Exactly repeat the material, dropping only the pictures.
########################################
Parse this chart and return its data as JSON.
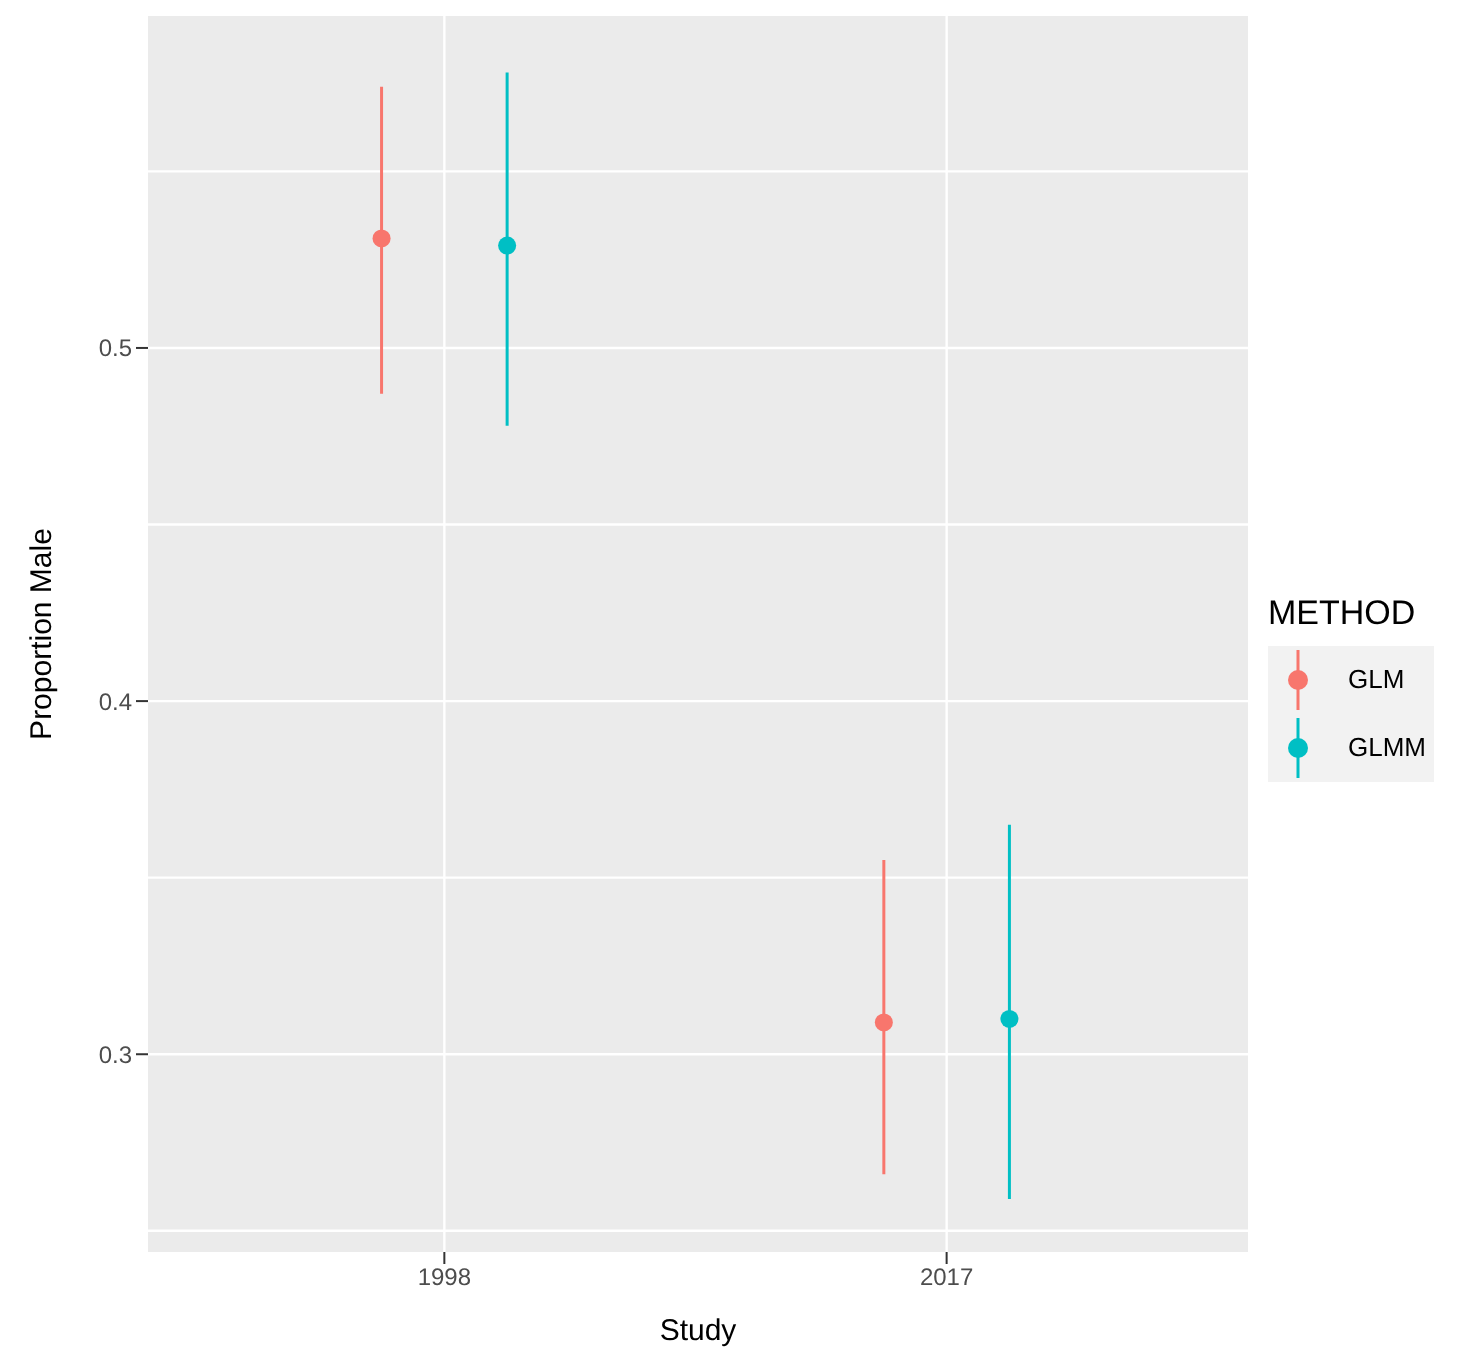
{
  "chart_data": {
    "type": "scatter",
    "xlabel": "Study",
    "ylabel": "Proportion Male",
    "legend_title": "METHOD",
    "categories": [
      "1998",
      "2017"
    ],
    "series": [
      {
        "name": "GLM",
        "color": "#f8766d",
        "values": [
          0.531,
          0.309
        ],
        "errors": [
          [
            0.487,
            0.574
          ],
          [
            0.266,
            0.355
          ]
        ]
      },
      {
        "name": "GLMM",
        "color": "#00bfc4",
        "values": [
          0.529,
          0.31
        ],
        "errors": [
          [
            0.478,
            0.578
          ],
          [
            0.259,
            0.365
          ]
        ]
      }
    ],
    "ylim": [
      0.244,
      0.594
    ],
    "yticks": [
      0.3,
      0.4,
      0.5
    ],
    "grid": true,
    "legend": "right",
    "marker": "circle"
  }
}
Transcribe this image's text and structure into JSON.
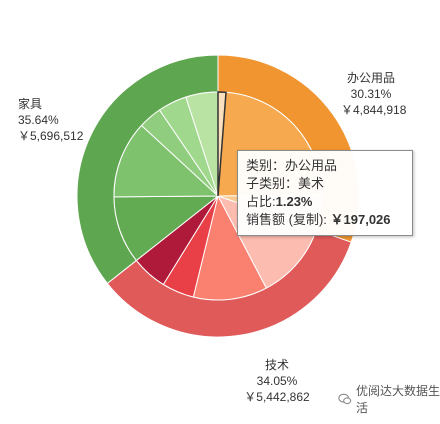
{
  "chart_data": {
    "type": "sunburst",
    "colors": {
      "office": "#f0952f",
      "tech": "#e05a5a",
      "furniture": "#5ea64f"
    },
    "series": [
      {
        "name": "办公用品",
        "value": 4844918,
        "value_label": "￥4,844,918",
        "percent_label": "30.31%",
        "color": "#f0952f",
        "children": [
          {
            "value": 1.23,
            "color": "#fbe0bd",
            "highlighted": true
          },
          {
            "value": 23.6,
            "color": "#f6a94f"
          },
          {
            "value": 5.48,
            "color": "#fac98f"
          }
        ]
      },
      {
        "name": "技术",
        "value": 5442862,
        "value_label": "￥5,442,862",
        "percent_label": "34.05%",
        "color": "#e05a5a",
        "children": [
          {
            "value": 12.0,
            "color": "#fcbcb0"
          },
          {
            "value": 11.5,
            "color": "#fa8070"
          },
          {
            "value": 5.0,
            "color": "#e93f46"
          },
          {
            "value": 5.55,
            "color": "#b01a3a"
          }
        ]
      },
      {
        "name": "家具",
        "value": 5696512,
        "value_label": "￥5,696,512",
        "percent_label": "35.64%",
        "color": "#5ea64f",
        "children": [
          {
            "value": 10.5,
            "color": "#62ab53"
          },
          {
            "value": 12.0,
            "color": "#7ec26d"
          },
          {
            "value": 3.64,
            "color": "#90cd7e"
          },
          {
            "value": 4.5,
            "color": "#a0d88d"
          },
          {
            "value": 5.0,
            "color": "#b9e3a3"
          }
        ]
      }
    ],
    "tooltip": {
      "line1": "类别：办公用品",
      "line2": "子类别：美术",
      "line3_prefix": "占比:",
      "line3_value": "1.23%",
      "line4_prefix": "销售额 (复制):",
      "line4_value": "￥197,026"
    }
  },
  "watermark": {
    "icon": "wechat-icon",
    "text": "优阅达大数据生活"
  }
}
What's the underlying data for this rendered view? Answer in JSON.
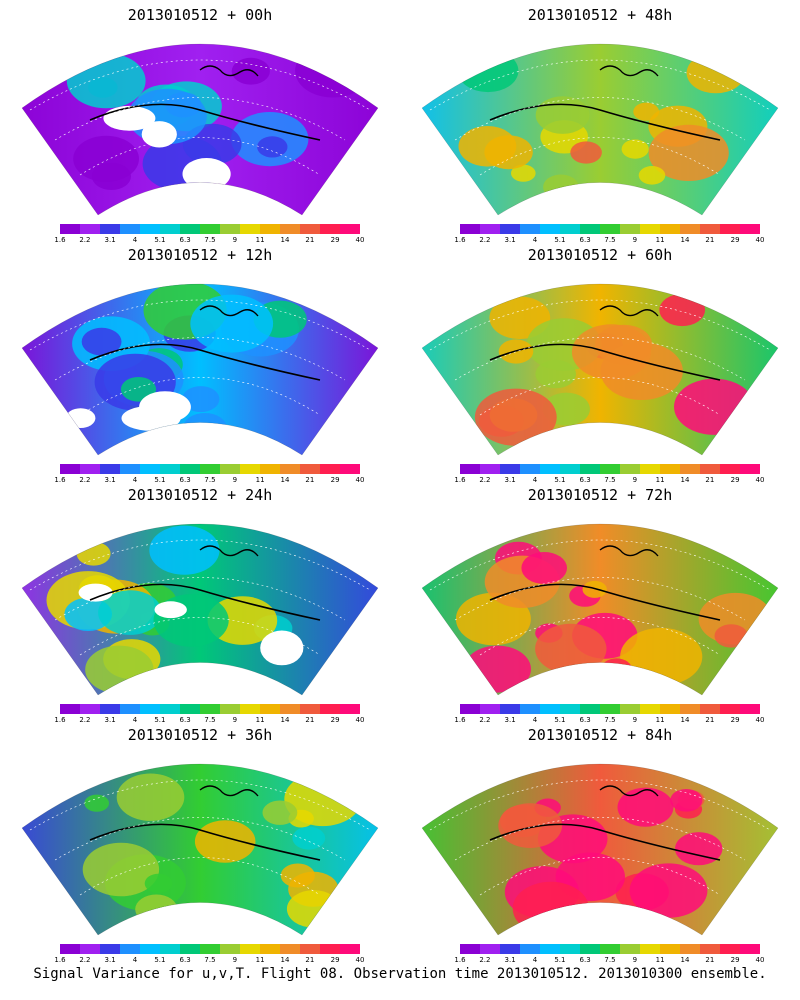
{
  "panels": [
    {
      "title": "2013010512 + 00h",
      "level": 0.1
    },
    {
      "title": "2013010512 + 48h",
      "level": 0.6
    },
    {
      "title": "2013010512 + 12h",
      "level": 0.25
    },
    {
      "title": "2013010512 + 60h",
      "level": 0.7
    },
    {
      "title": "2013010512 + 24h",
      "level": 0.4
    },
    {
      "title": "2013010512 + 72h",
      "level": 0.78
    },
    {
      "title": "2013010512 + 36h",
      "level": 0.5
    },
    {
      "title": "2013010512 + 84h",
      "level": 0.85
    }
  ],
  "colorbar": {
    "colors": [
      "#8a00d4",
      "#a020f0",
      "#3a3ae8",
      "#1e90ff",
      "#00bfff",
      "#00cfcf",
      "#00c878",
      "#32cd32",
      "#9acd32",
      "#e6d800",
      "#f0b400",
      "#f08c28",
      "#f05a3c",
      "#ff1e50",
      "#ff0a7a"
    ],
    "labels": [
      "1.6",
      "2.2",
      "3.1",
      "4",
      "5.1",
      "6.3",
      "7.5",
      "9",
      "11",
      "14",
      "21",
      "29",
      "40"
    ]
  },
  "caption": "Signal Variance for u,v,T. Flight 08. Observation time 2013010512. 2013010300 ensemble."
}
########################################
## EXERCISE ANSWER
Parse this chart and return its data as JSON.
{
  "chart_data": {
    "type": "scatter",
    "xlabel": "Study",
    "ylabel": "Proportion Male",
    "legend_title": "METHOD",
    "categories": [
      "1998",
      "2017"
    ],
    "series": [
      {
        "name": "GLM",
        "color": "#f8766d",
        "values": [
          0.531,
          0.309
        ],
        "errors": [
          [
            0.487,
            0.574
          ],
          [
            0.266,
            0.355
          ]
        ]
      },
      {
        "name": "GLMM",
        "color": "#00bfc4",
        "values": [
          0.529,
          0.31
        ],
        "errors": [
          [
            0.478,
            0.578
          ],
          [
            0.259,
            0.365
          ]
        ]
      }
    ],
    "ylim": [
      0.244,
      0.594
    ],
    "yticks": [
      0.3,
      0.4,
      0.5
    ],
    "grid": true,
    "legend": "right",
    "marker": "circle"
  }
}
Transcribe this image's text and structure into JSON.
{
  "chart_data": {
    "type": "sunburst",
    "colors": {
      "office": "#f0952f",
      "tech": "#e05a5a",
      "furniture": "#5ea64f"
    },
    "series": [
      {
        "name": "办公用品",
        "value": 4844918,
        "value_label": "￥4,844,918",
        "percent_label": "30.31%",
        "color": "#f0952f",
        "children": [
          {
            "value": 1.23,
            "color": "#fbe0bd",
            "highlighted": true
          },
          {
            "value": 23.6,
            "color": "#f6a94f"
          },
          {
            "value": 5.48,
            "color": "#fac98f"
          }
        ]
      },
      {
        "name": "技术",
        "value": 5442862,
        "value_label": "￥5,442,862",
        "percent_label": "34.05%",
        "color": "#e05a5a",
        "children": [
          {
            "value": 12.0,
            "color": "#fcbcb0"
          },
          {
            "value": 11.5,
            "color": "#fa8070"
          },
          {
            "value": 5.0,
            "color": "#e93f46"
          },
          {
            "value": 5.55,
            "color": "#b01a3a"
          }
        ]
      },
      {
        "name": "家具",
        "value": 5696512,
        "value_label": "￥5,696,512",
        "percent_label": "35.64%",
        "color": "#5ea64f",
        "children": [
          {
            "value": 10.5,
            "color": "#62ab53"
          },
          {
            "value": 12.0,
            "color": "#7ec26d"
          },
          {
            "value": 3.64,
            "color": "#90cd7e"
          },
          {
            "value": 4.5,
            "color": "#a0d88d"
          },
          {
            "value": 5.0,
            "color": "#b9e3a3"
          }
        ]
      }
    ],
    "tooltip": {
      "line1": "类别：办公用品",
      "line2": "子类别：美术",
      "line3_prefix": "占比:",
      "line3_value": "1.23%",
      "line4_prefix": "销售额 (复制):",
      "line4_value": "￥197,026"
    }
  },
  "watermark": {
    "icon": "wechat-icon",
    "text": "优阅达大数据生活"
  }
}
What's the underlying data for this rendered view? Answer in JSON.
{
  "panels": [
    {
      "title": "2013010512 + 00h",
      "level": 0.1
    },
    {
      "title": "2013010512 + 48h",
      "level": 0.6
    },
    {
      "title": "2013010512 + 12h",
      "level": 0.25
    },
    {
      "title": "2013010512 + 60h",
      "level": 0.7
    },
    {
      "title": "2013010512 + 24h",
      "level": 0.4
    },
    {
      "title": "2013010512 + 72h",
      "level": 0.78
    },
    {
      "title": "2013010512 + 36h",
      "level": 0.5
    },
    {
      "title": "2013010512 + 84h",
      "level": 0.85
    }
  ],
  "colorbar": {
    "colors": [
      "#8a00d4",
      "#a020f0",
      "#3a3ae8",
      "#1e90ff",
      "#00bfff",
      "#00cfcf",
      "#00c878",
      "#32cd32",
      "#9acd32",
      "#e6d800",
      "#f0b400",
      "#f08c28",
      "#f05a3c",
      "#ff1e50",
      "#ff0a7a"
    ],
    "labels": [
      "1.6",
      "2.2",
      "3.1",
      "4",
      "5.1",
      "6.3",
      "7.5",
      "9",
      "11",
      "14",
      "21",
      "29",
      "40"
    ]
  },
  "caption": "Signal Variance for u,v,T. Flight 08. Observation time 2013010512. 2013010300 ensemble."
}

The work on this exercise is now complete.